* **DATA FOR THE TASK**:
-- Begin --
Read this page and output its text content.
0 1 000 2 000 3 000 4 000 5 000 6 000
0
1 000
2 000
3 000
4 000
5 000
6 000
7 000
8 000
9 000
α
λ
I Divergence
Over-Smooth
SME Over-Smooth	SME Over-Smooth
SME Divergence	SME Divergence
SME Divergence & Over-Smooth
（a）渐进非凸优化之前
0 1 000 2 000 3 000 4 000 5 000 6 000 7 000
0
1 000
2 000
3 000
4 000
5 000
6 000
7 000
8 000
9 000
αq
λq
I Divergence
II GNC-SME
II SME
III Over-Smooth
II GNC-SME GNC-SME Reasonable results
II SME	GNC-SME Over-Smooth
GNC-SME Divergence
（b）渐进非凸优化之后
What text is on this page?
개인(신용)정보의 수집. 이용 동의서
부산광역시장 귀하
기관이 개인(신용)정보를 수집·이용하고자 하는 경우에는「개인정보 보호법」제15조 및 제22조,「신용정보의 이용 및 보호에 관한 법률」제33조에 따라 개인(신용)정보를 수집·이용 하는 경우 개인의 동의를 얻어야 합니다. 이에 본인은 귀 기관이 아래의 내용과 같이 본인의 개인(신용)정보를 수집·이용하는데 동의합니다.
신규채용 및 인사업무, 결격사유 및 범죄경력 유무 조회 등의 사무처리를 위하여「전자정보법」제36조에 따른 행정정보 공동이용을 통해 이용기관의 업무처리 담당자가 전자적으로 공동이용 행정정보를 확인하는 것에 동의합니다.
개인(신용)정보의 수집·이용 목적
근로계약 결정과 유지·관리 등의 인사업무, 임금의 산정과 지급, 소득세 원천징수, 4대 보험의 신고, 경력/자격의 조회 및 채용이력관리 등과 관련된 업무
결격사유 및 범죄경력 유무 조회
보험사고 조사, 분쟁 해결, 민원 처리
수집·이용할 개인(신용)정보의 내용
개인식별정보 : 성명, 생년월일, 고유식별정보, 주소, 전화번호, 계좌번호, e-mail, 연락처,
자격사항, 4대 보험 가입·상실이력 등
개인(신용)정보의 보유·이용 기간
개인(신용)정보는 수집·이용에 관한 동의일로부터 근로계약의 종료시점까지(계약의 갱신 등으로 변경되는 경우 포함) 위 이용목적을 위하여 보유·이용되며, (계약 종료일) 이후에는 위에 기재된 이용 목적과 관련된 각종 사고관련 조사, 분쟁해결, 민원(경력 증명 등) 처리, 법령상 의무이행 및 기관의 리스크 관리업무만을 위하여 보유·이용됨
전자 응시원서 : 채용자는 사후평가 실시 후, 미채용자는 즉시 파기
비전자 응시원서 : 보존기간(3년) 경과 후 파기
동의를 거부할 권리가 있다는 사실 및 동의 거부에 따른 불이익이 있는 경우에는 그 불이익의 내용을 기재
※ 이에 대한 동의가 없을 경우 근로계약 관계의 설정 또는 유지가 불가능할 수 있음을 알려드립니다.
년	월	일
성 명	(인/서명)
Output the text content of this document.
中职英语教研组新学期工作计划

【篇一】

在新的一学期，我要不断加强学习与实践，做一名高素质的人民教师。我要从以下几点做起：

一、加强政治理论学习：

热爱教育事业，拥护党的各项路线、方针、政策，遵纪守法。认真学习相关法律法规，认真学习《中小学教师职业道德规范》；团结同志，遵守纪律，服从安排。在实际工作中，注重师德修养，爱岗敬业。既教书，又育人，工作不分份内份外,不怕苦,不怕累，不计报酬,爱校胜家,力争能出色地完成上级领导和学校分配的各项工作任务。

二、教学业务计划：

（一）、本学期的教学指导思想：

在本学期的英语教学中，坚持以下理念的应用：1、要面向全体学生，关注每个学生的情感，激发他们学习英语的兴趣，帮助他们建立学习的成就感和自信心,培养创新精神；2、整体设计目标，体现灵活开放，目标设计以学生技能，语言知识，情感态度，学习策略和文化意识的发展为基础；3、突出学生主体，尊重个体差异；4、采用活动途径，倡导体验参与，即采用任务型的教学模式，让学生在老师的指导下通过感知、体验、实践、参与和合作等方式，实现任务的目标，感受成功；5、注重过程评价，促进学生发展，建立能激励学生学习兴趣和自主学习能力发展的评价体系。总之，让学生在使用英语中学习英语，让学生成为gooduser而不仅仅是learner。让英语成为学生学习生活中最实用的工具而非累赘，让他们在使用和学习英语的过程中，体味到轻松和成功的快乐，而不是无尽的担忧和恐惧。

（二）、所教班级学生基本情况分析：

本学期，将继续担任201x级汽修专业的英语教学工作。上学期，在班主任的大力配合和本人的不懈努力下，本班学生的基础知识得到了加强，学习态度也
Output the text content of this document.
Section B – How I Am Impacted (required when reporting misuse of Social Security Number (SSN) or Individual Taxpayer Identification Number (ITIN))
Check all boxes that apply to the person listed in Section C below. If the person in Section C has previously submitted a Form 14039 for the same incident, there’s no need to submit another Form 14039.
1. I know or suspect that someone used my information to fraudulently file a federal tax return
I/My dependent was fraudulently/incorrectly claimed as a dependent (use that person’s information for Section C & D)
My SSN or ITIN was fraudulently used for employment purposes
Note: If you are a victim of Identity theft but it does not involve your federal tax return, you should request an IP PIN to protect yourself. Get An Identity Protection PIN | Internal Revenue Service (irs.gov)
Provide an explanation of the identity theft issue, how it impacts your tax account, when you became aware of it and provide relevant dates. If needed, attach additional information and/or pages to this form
-- End --
* **SET TASK**:
Generate an exact reproduction of all entries.

* **TASK OUTPUT**:
Read this page and output its text content.
0 1 000 2 000 3 000 4 000 5 000 6 000
0
1 000
2 000
3 000
4 000
5 000
6 000
7 000
8 000
9 000
α
λ
I Divergence
Over-Smooth
SME Over-Smooth	SME Over-Smooth
SME Divergence	SME Divergence
SME Divergence & Over-Smooth
（a）渐进非凸优化之前
0 1 000 2 000 3 000 4 000 5 000 6 000 7 000
0
1 000
2 000
3 000
4 000
5 000
6 000
7 000
8 000
9 000
αq
λq
I Divergence
II GNC-SME
II SME
III Over-Smooth
II GNC-SME GNC-SME Reasonable results
II SME	GNC-SME Over-Smooth
GNC-SME Divergence
（b）渐进非凸优化之后
What text is on this page?
개인(신용)정보의 수집. 이용 동의서
부산광역시장 귀하
기관이 개인(신용)정보를 수집·이용하고자 하는 경우에는「개인정보 보호법」제15조 및 제22조,「신용정보의 이용 및 보호에 관한 법률」제33조에 따라 개인(신용)정보를 수집·이용 하는 경우 개인의 동의를 얻어야 합니다. 이에 본인은 귀 기관이 아래의 내용과 같이 본인의 개인(신용)정보를 수집·이용하는데 동의합니다.
신규채용 및 인사업무, 결격사유 및 범죄경력 유무 조회 등의 사무처리를 위하여「전자정보법」제36조에 따른 행정정보 공동이용을 통해 이용기관의 업무처리 담당자가 전자적으로 공동이용 행정정보를 확인하는 것에 동의합니다.
개인(신용)정보의 수집·이용 목적
근로계약 결정과 유지·관리 등의 인사업무, 임금의 산정과 지급, 소득세 원천징수, 4대 보험의 신고, 경력/자격의 조회 및 채용이력관리 등과 관련된 업무
결격사유 및 범죄경력 유무 조회
보험사고 조사, 분쟁 해결, 민원 처리
수집·이용할 개인(신용)정보의 내용
개인식별정보 : 성명, 생년월일, 고유식별정보, 주소, 전화번호, 계좌번호, e-mail, 연락처,
자격사항, 4대 보험 가입·상실이력 등
개인(신용)정보의 보유·이용 기간
개인(신용)정보는 수집·이용에 관한 동의일로부터 근로계약의 종료시점까지(계약의 갱신 등으로 변경되는 경우 포함) 위 이용목적을 위하여 보유·이용되며, (계약 종료일) 이후에는 위에 기재된 이용 목적과 관련된 각종 사고관련 조사, 분쟁해결, 민원(경력 증명 등) 처리, 법령상 의무이행 및 기관의 리스크 관리업무만을 위하여 보유·이용됨
전자 응시원서 : 채용자는 사후평가 실시 후, 미채용자는 즉시 파기
비전자 응시원서 : 보존기간(3년) 경과 후 파기
동의를 거부할 권리가 있다는 사실 및 동의 거부에 따른 불이익이 있는 경우에는 그 불이익의 내용을 기재
※ 이에 대한 동의가 없을 경우 근로계약 관계의 설정 또는 유지가 불가능할 수 있음을 알려드립니다.
년	월	일
성 명	(인/서명)
Output the text content of this document.
中职英语教研组新学期工作计划

【篇一】

在新的一学期，我要不断加强学习与实践，做一名高素质的人民教师。我要从以下几点做起：

一、加强政治理论学习：

热爱教育事业，拥护党的各项路线、方针、政策，遵纪守法。认真学习相关法律法规，认真学习《中小学教师职业道德规范》；团结同志，遵守纪律，服从安排。在实际工作中，注重师德修养，爱岗敬业。既教书，又育人，工作不分份内份外,不怕苦,不怕累，不计报酬,爱校胜家,力争能出色地完成上级领导和学校分配的各项工作任务。

二、教学业务计划：

（一）、本学期的教学指导思想：

在本学期的英语教学中，坚持以下理念的应用：1、要面向全体学生，关注每个学生的情感，激发他们学习英语的兴趣，帮助他们建立学习的成就感和自信心,培养创新精神；2、整体设计目标，体现灵活开放，目标设计以学生技能，语言知识，情感态度，学习策略和文化意识的发展为基础；3、突出学生主体，尊重个体差异；4、采用活动途径，倡导体验参与，即采用任务型的教学模式，让学生在老师的指导下通过感知、体验、实践、参与和合作等方式，实现任务的目标，感受成功；5、注重过程评价，促进学生发展，建立能激励学生学习兴趣和自主学习能力发展的评价体系。总之，让学生在使用英语中学习英语，让学生成为gooduser而不仅仅是learner。让英语成为学生学习生活中最实用的工具而非累赘，让他们在使用和学习英语的过程中，体味到轻松和成功的快乐，而不是无尽的担忧和恐惧。

（二）、所教班级学生基本情况分析：

本学期，将继续担任201x级汽修专业的英语教学工作。上学期，在班主任的大力配合和本人的不懈努力下，本班学生的基础知识得到了加强，学习态度也
Output the text content of this document.
Section B – How I Am Impacted (required when reporting misuse of Social Security Number (SSN) or Individual Taxpayer Identification Number (ITIN))
Check all boxes that apply to the person listed in Section C below. If the person in Section C has previously submitted a Form 14039 for the same incident, there’s no need to submit another Form 14039.
1. I know or suspect that someone used my information to fraudulently file a federal tax return
I/My dependent was fraudulently/incorrectly claimed as a dependent (use that person’s information for Section C & D)
My SSN or ITIN was fraudulently used for employment purposes
Note: If you are a victim of Identity theft but it does not involve your federal tax return, you should request an IP PIN to protect yourself. Get An Identity Protection PIN | Internal Revenue Service (irs.gov)
Provide an explanation of the identity theft issue, how it impacts your tax account, when you became aware of it and provide relevant dates. If needed, attach additional information and/or pages to this form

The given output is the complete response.